Aim
Copy out all lines with the word "active" in them.

== The records ==

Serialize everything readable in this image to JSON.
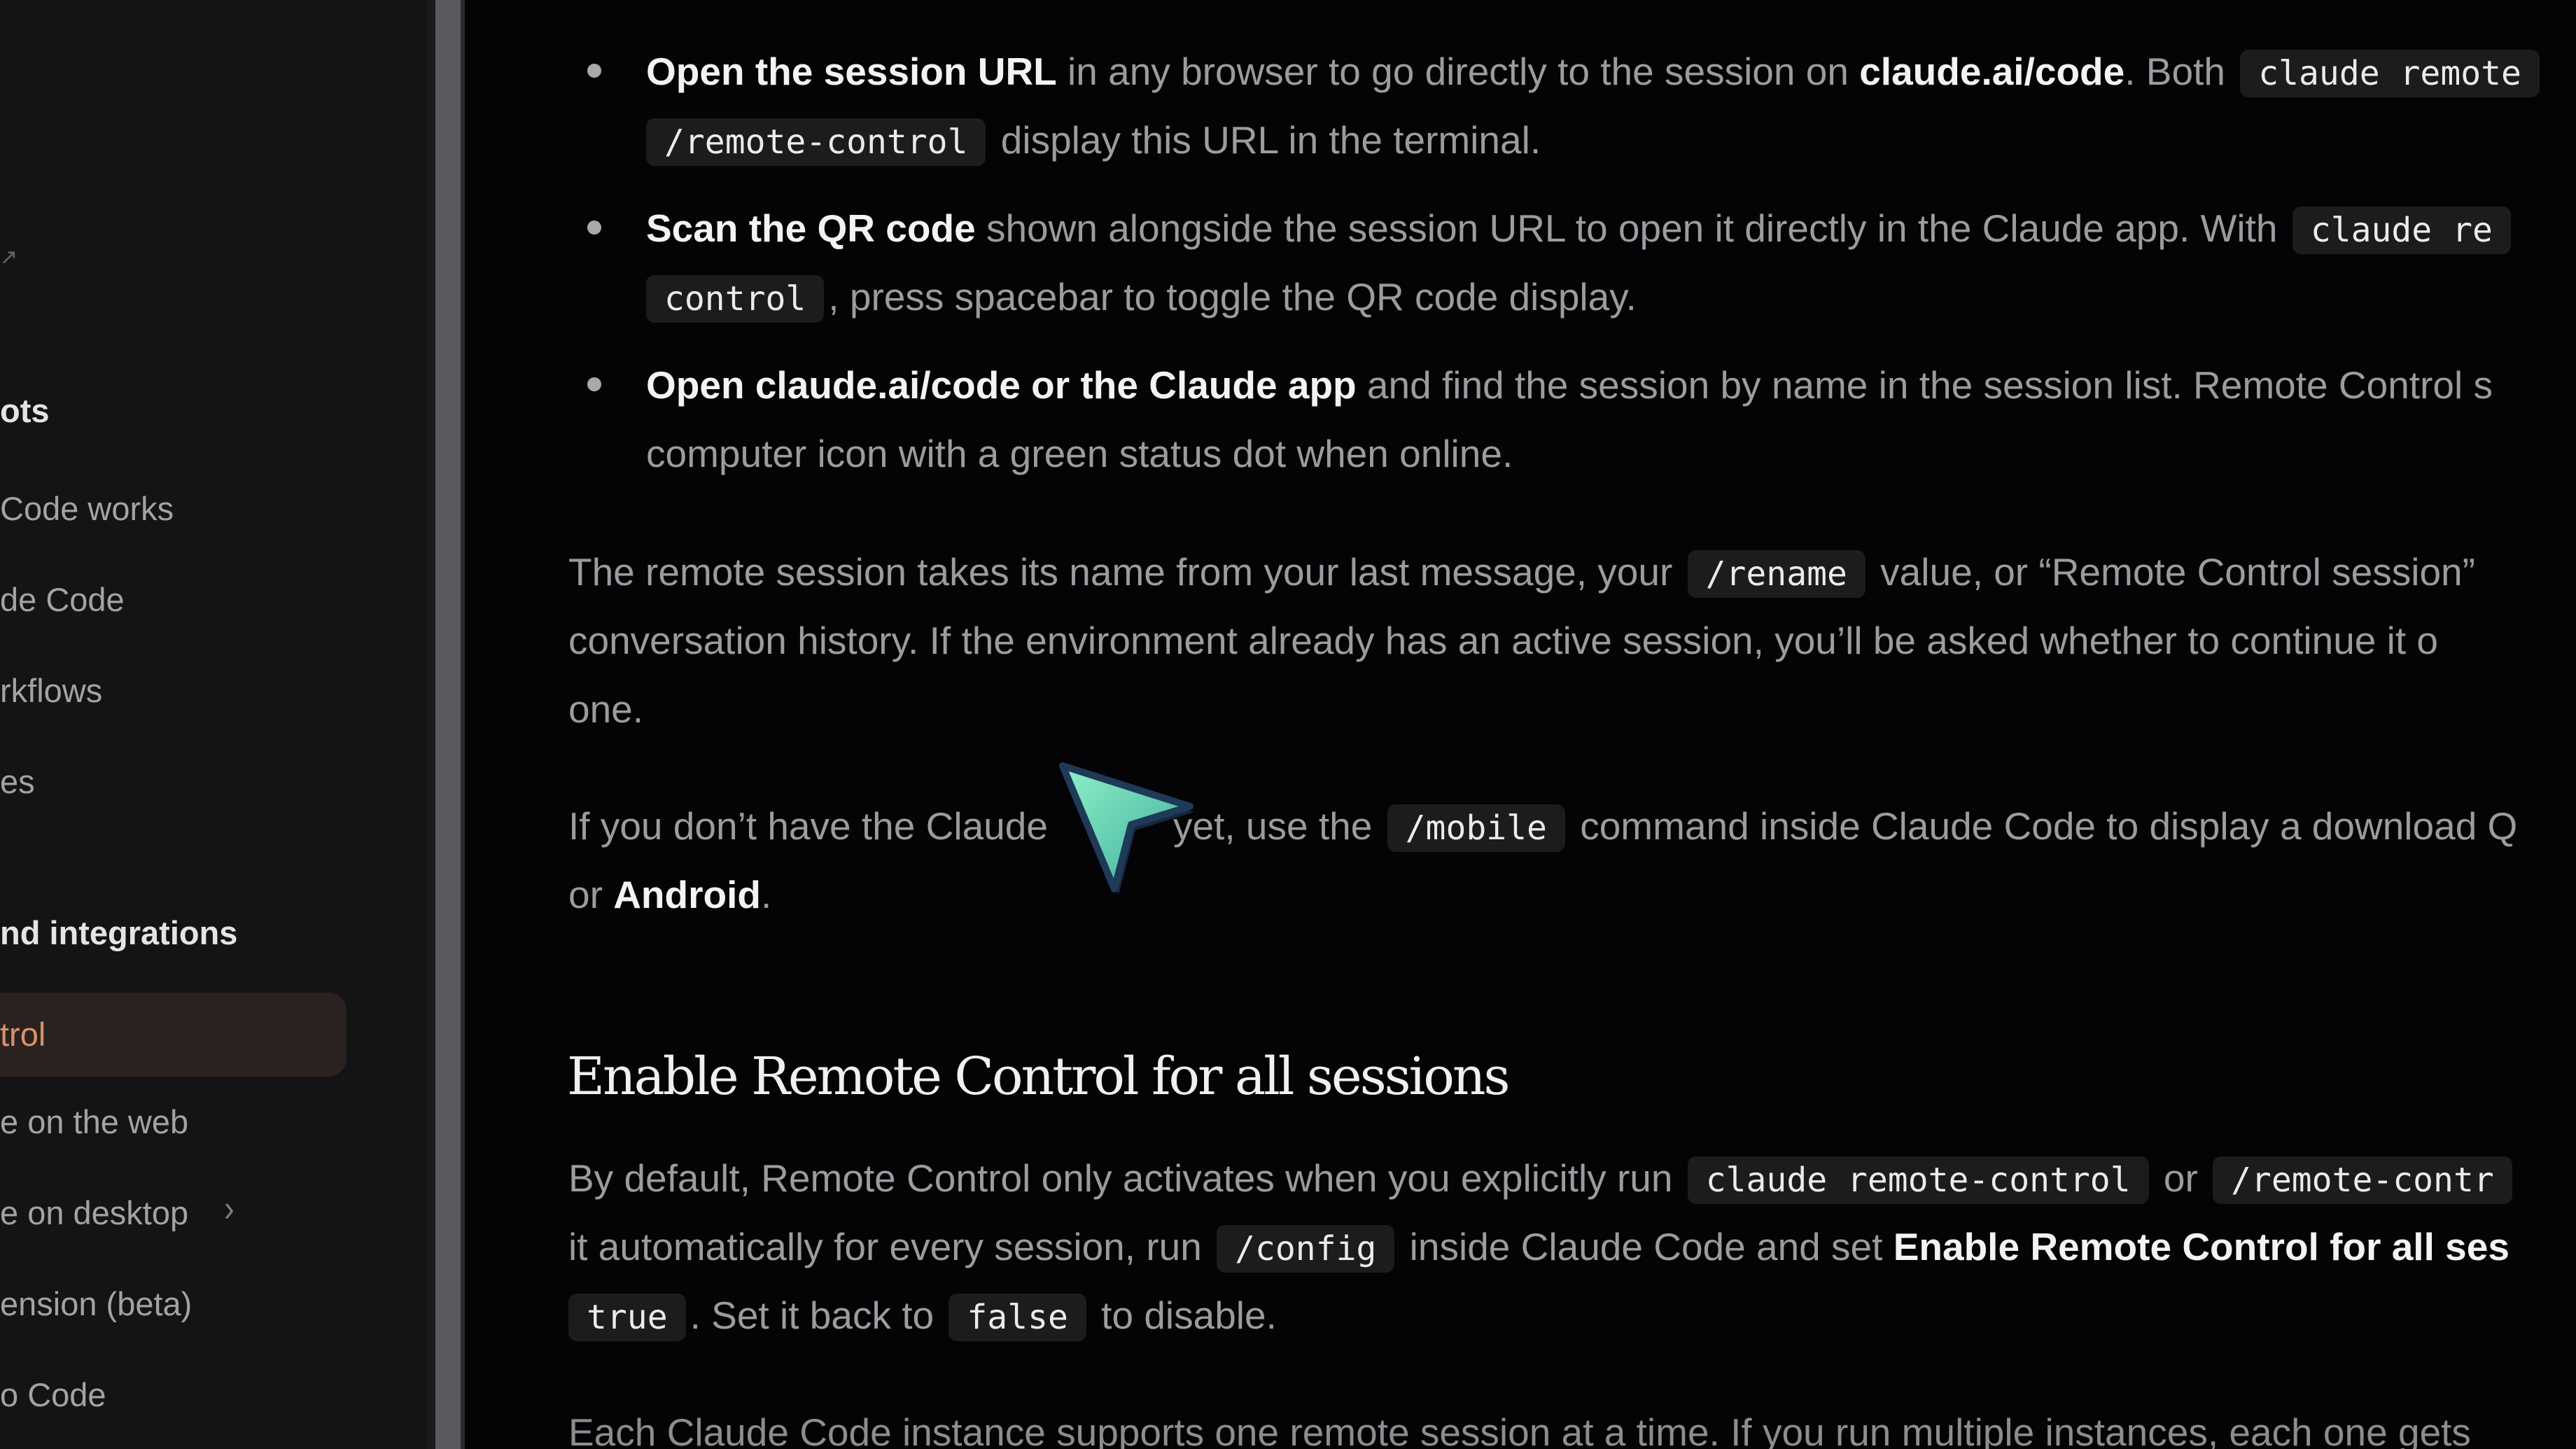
{
  "sidebar": {
    "items": [
      {
        "label": "ots",
        "kind": "section"
      },
      {
        "label": "Code works",
        "kind": "link"
      },
      {
        "label": "de Code",
        "kind": "link"
      },
      {
        "label": "rkflows",
        "kind": "link"
      },
      {
        "label": "es",
        "kind": "link"
      },
      {
        "label": "nd integrations",
        "kind": "section"
      },
      {
        "label": "trol",
        "kind": "active"
      },
      {
        "label": "e on the web",
        "kind": "link"
      },
      {
        "label": "e on desktop",
        "kind": "link"
      },
      {
        "label": "ension (beta)",
        "kind": "link"
      },
      {
        "label": "o Code",
        "kind": "link"
      }
    ],
    "icons": {
      "expand": "chevron-right-icon",
      "external": "external-link-icon"
    }
  },
  "content": {
    "b1": {
      "bold": "Open the session URL",
      "t1": " in any browser to go directly to the session on ",
      "bold2": "claude.ai/code",
      "t2": ". Both ",
      "code1": "claude remote",
      "code2": "/remote-control",
      "t3": " display this URL in the terminal."
    },
    "b2": {
      "bold": "Scan the QR code",
      "t1": " shown alongside the session URL to open it directly in the Claude app. With ",
      "code1": "claude re",
      "code2": "control",
      "t2": ", press spacebar to toggle the QR code display."
    },
    "b3": {
      "bold": "Open claude.ai/code or the Claude app",
      "t1": " and find the session by name in the session list. Remote Control s",
      "t2": "computer icon with a green status dot when online."
    },
    "p1": {
      "t1": "The remote session takes its name from your last message, your ",
      "code": "/rename",
      "t2": " value, or “Remote Control session”",
      "line2": "conversation history. If the environment already has an active session, you’ll be asked whether to continue it o",
      "line3": "one."
    },
    "p2": {
      "t1": "If you don’t have the Claude",
      "t2": "yet, use the ",
      "code": "/mobile",
      "t3": " command inside Claude Code to display a download Q",
      "t4": "or ",
      "bold": "Android",
      "t5": "."
    },
    "heading": "Enable Remote Control for all sessions",
    "p3": {
      "t1": "By default, Remote Control only activates when you explicitly run ",
      "code1": "claude remote-control",
      "t2": " or ",
      "code2": "/remote-contr",
      "t3": "it automatically for every session, run ",
      "code3": "/config",
      "t4": " inside Claude Code and set ",
      "bold": "Enable Remote Control for all ses",
      "code4": "true",
      "t5": ". Set it back to ",
      "code5": "false",
      "t6": " to disable."
    },
    "p4": "Each Claude Code instance supports one remote session at a time. If you run multiple instances, each one gets"
  },
  "cursor": {
    "icon": "pointer-cursor-icon",
    "colors": {
      "fill": "#6fd8b4",
      "edge": "#1f3a57"
    }
  }
}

===

Task solution
        "kind": "active"
      "line2": "conversation history. If the environment already has an active session, you’ll be asked whether to continue it o",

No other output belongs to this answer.